Exercise instructions —
Within the listing below, locate all lines containing the word "Calculation". Copy each one.

* START Input records *

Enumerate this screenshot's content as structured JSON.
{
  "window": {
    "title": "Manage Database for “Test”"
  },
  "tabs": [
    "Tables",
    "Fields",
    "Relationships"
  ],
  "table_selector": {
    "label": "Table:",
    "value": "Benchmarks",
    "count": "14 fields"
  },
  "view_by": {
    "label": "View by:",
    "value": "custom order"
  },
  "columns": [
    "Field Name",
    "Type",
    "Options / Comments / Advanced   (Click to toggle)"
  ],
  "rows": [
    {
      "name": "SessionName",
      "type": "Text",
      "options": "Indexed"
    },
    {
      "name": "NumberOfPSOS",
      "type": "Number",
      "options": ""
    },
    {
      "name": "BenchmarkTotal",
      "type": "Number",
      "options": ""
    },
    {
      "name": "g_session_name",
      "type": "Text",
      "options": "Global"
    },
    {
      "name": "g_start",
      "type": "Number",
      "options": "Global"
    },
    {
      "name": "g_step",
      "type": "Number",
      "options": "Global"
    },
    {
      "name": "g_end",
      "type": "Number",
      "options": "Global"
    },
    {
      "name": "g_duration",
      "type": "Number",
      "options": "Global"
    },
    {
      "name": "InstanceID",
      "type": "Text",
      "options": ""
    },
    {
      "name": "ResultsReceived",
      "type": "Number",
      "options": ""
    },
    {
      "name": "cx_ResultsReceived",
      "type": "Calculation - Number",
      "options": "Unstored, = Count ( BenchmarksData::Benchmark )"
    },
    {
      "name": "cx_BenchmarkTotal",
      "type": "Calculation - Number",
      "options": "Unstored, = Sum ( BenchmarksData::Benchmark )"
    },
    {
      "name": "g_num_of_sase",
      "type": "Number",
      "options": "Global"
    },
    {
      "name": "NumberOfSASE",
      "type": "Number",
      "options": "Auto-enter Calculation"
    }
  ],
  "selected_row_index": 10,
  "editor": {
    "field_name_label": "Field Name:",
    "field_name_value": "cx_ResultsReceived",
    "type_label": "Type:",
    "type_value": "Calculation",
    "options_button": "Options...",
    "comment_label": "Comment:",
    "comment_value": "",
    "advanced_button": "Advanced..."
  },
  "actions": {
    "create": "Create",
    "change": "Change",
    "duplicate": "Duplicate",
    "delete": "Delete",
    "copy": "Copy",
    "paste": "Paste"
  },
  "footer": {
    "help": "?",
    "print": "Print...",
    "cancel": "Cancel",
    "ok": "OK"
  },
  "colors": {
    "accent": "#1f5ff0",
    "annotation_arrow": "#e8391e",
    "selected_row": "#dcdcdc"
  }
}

* END Input records *

Output for this exercise —
      "type": "Calculation - Number",
      "type": "Calculation - Number",
      "options": "Auto-enter Calculation"
    "type_value": "Calculation",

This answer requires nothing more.